| Task |
Repeat every line of the listing below exactly, minus the pictures.

| Exercise material |
--------------------------------------------------
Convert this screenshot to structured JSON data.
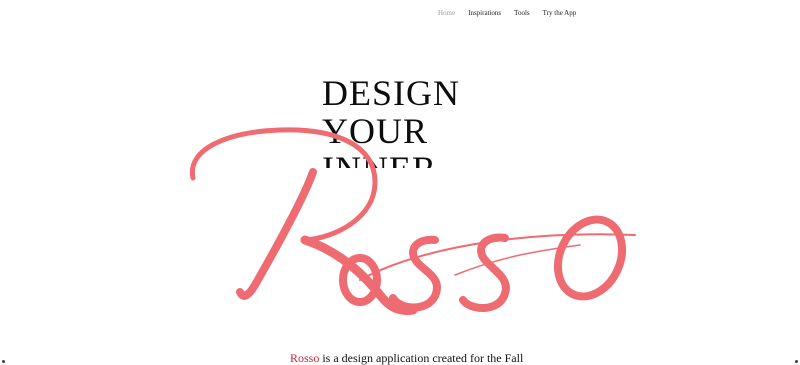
{
  "nav": {
    "items": [
      {
        "label": "Home",
        "active": true
      },
      {
        "label": "Inspirations",
        "active": false
      },
      {
        "label": "Tools",
        "active": false
      },
      {
        "label": "Try the App",
        "active": false
      }
    ]
  },
  "hero": {
    "line1": "DESIGN",
    "line2": "YOUR",
    "line3": "INNER",
    "brand_script": "Rosso",
    "brand_color": "#ee6b72"
  },
  "tagline": {
    "brand_word": "Rosso",
    "rest": " is a design application created for the Fall"
  }
}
--------------------------------------------------
| The answer |
Convert this screenshot to structured JSON data.
{
  "nav": {
    "items": [
      {
        "label": "Home",
        "active": true
      },
      {
        "label": "Inspirations",
        "active": false
      },
      {
        "label": "Tools",
        "active": false
      },
      {
        "label": "Try the App",
        "active": false
      }
    ]
  },
  "hero": {
    "line1": "DESIGN",
    "line2": "YOUR",
    "line3": "INNER",
    "brand_script": "Rosso",
    "brand_color": "#ee6b72"
  },
  "tagline": {
    "brand_word": "Rosso",
    "rest": " is a design application created for the Fall"
  }
}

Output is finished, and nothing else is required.